::: Selected passage :::

Sea otter hitchhiking on BN publisher David Loeb's kayak
Sea otter catching a ride on Bay Nature publisher David Loeb’s kayak.

If you spend a certain amount of time outside in places with wildlife, these kinds of encounters can happen. Now, I should say that this is not necessarily a wonderful thing. I mean, it was exciting to have a close encounter with a sea otter, but once the animal had climbed up on the rear deck of my boat, I quickly realized that this was a tricky situation: First of all, I couldn’t see the otter without twisting all the way around and further unbalancing my boat. Secondly, I had no idea what it was going to do: Would it or bite me or perhaps even tip the boat over?

And finally, I had no idea how to get it off the boat. Fortunately, my girlfriend was nearby, and once she stopped laughing and taking pictures, she paddled over and was able to use her paddle to gently encourage him (or her) to slide off.

:::

» **Instruction a**
Reproduce a part of the sea otter passage word for word. Begin at the words "Sea otter hitchhiking" and stop after "the boat over?".

::: Entries provided :::

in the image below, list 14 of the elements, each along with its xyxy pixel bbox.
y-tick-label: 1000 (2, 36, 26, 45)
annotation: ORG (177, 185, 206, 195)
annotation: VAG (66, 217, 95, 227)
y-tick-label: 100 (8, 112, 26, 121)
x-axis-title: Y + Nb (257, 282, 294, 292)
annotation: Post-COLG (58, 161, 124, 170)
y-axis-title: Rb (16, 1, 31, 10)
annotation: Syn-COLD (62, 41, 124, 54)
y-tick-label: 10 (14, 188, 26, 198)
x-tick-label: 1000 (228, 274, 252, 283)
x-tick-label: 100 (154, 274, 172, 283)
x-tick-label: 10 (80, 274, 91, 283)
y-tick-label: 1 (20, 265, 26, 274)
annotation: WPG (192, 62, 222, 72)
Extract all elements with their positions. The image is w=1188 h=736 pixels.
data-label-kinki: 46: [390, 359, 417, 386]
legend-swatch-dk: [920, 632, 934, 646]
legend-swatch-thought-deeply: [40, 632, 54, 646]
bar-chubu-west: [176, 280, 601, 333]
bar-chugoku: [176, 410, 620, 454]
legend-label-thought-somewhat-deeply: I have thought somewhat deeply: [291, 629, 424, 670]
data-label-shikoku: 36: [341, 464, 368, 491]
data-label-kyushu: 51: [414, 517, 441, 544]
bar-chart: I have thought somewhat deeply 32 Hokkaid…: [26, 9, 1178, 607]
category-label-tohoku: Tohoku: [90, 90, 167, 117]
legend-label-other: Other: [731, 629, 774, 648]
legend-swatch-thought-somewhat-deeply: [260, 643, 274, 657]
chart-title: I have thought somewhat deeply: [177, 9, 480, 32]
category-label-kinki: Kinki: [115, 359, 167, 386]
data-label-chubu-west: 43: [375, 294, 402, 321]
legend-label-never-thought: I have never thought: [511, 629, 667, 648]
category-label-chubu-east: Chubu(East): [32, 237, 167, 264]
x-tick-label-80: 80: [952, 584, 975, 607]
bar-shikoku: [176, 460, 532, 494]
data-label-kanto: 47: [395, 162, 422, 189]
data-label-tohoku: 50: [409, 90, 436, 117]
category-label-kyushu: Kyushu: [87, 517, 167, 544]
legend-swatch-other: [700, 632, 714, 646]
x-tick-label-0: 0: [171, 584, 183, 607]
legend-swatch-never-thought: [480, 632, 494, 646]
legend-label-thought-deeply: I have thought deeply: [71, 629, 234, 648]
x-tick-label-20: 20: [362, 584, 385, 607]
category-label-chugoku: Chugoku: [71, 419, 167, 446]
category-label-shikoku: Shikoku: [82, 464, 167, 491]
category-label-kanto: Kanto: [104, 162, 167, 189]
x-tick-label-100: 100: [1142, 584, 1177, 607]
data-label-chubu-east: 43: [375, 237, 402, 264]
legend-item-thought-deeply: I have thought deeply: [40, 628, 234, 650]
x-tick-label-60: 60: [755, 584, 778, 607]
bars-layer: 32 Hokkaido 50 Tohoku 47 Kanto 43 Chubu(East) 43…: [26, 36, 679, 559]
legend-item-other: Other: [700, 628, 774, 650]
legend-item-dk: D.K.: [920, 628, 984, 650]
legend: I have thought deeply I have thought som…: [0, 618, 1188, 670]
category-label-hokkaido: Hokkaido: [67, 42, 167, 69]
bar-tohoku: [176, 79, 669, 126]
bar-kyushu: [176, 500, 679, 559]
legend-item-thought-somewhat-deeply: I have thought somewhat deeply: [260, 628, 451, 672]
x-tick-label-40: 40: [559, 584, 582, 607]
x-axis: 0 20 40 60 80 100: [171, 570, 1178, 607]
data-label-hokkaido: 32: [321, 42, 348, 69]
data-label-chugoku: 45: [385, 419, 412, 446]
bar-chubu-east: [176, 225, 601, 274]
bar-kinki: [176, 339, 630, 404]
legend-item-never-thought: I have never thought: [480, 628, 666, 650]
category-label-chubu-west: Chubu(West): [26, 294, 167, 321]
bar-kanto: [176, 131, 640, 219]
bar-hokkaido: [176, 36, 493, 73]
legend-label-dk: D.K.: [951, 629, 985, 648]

:::

» **Instruction b**
Write out the entries word for word, starting at their first line and ending after the line that contains "legend-swatch-never-thought: [480, 632, 494, 646]", with both ends included.

» **Final result a**
Sea otter hitchhiking on BN publisher David Loeb's kayak
Sea otter catching a ride on Bay Nature publisher David Loeb’s kayak.

If you spend a certain amount of time outside in places with wildlife, these kinds of encounters can happen. Now, I should say that this is not necessarily a wonderful thing. I mean, it was exciting to have a close encounter with a sea otter, but once the animal had climbed up on the rear deck of my boat, I quickly realized that this was a tricky situation: First of all, I couldn’t see the otter without twisting all the way around and further unbalancing my boat. Secondly, I had no idea what it was going to do: Would it or bite me or perhaps even tip the boat over?

» **Final result b**
in the image below, list 14 of the elements, each along with its xyxy pixel bbox.
y-tick-label: 1000 (2, 36, 26, 45)
annotation: ORG (177, 185, 206, 195)
annotation: VAG (66, 217, 95, 227)
y-tick-label: 100 (8, 112, 26, 121)
x-axis-title: Y + Nb (257, 282, 294, 292)
annotation: Post-COLG (58, 161, 124, 170)
y-axis-title: Rb (16, 1, 31, 10)
annotation: Syn-COLD (62, 41, 124, 54)
y-tick-label: 10 (14, 188, 26, 198)
x-tick-label: 1000 (228, 274, 252, 283)
x-tick-label: 100 (154, 274, 172, 283)
x-tick-label: 10 (80, 274, 91, 283)
y-tick-label: 1 (20, 265, 26, 274)
annotation: WPG (192, 62, 222, 72)
Extract all elements with their positions. The image is w=1188 h=736 pixels.
data-label-kinki: 46: [390, 359, 417, 386]
legend-swatch-dk: [920, 632, 934, 646]
legend-swatch-thought-deeply: [40, 632, 54, 646]
bar-chubu-west: [176, 280, 601, 333]
bar-chugoku: [176, 410, 620, 454]
legend-label-thought-somewhat-deeply: I have thought somewhat deeply: [291, 629, 424, 670]
data-label-shikoku: 36: [341, 464, 368, 491]
data-label-kyushu: 51: [414, 517, 441, 544]
bar-chart: I have thought somewhat deeply 32 Hokkaid…: [26, 9, 1178, 607]
category-label-tohoku: Tohoku: [90, 90, 167, 117]
legend-label-other: Other: [731, 629, 774, 648]
legend-swatch-thought-somewhat-deeply: [260, 643, 274, 657]
chart-title: I have thought somewhat deeply: [177, 9, 480, 32]
category-label-kinki: Kinki: [115, 359, 167, 386]
data-label-chubu-west: 43: [375, 294, 402, 321]
legend-label-never-thought: I have never thought: [511, 629, 667, 648]
category-label-chubu-east: Chubu(East): [32, 237, 167, 264]
x-tick-label-80: 80: [952, 584, 975, 607]
bar-shikoku: [176, 460, 532, 494]
data-label-kanto: 47: [395, 162, 422, 189]
data-label-tohoku: 50: [409, 90, 436, 117]
category-label-kyushu: Kyushu: [87, 517, 167, 544]
legend-swatch-other: [700, 632, 714, 646]
x-tick-label-0: 0: [171, 584, 183, 607]
legend-swatch-never-thought: [480, 632, 494, 646]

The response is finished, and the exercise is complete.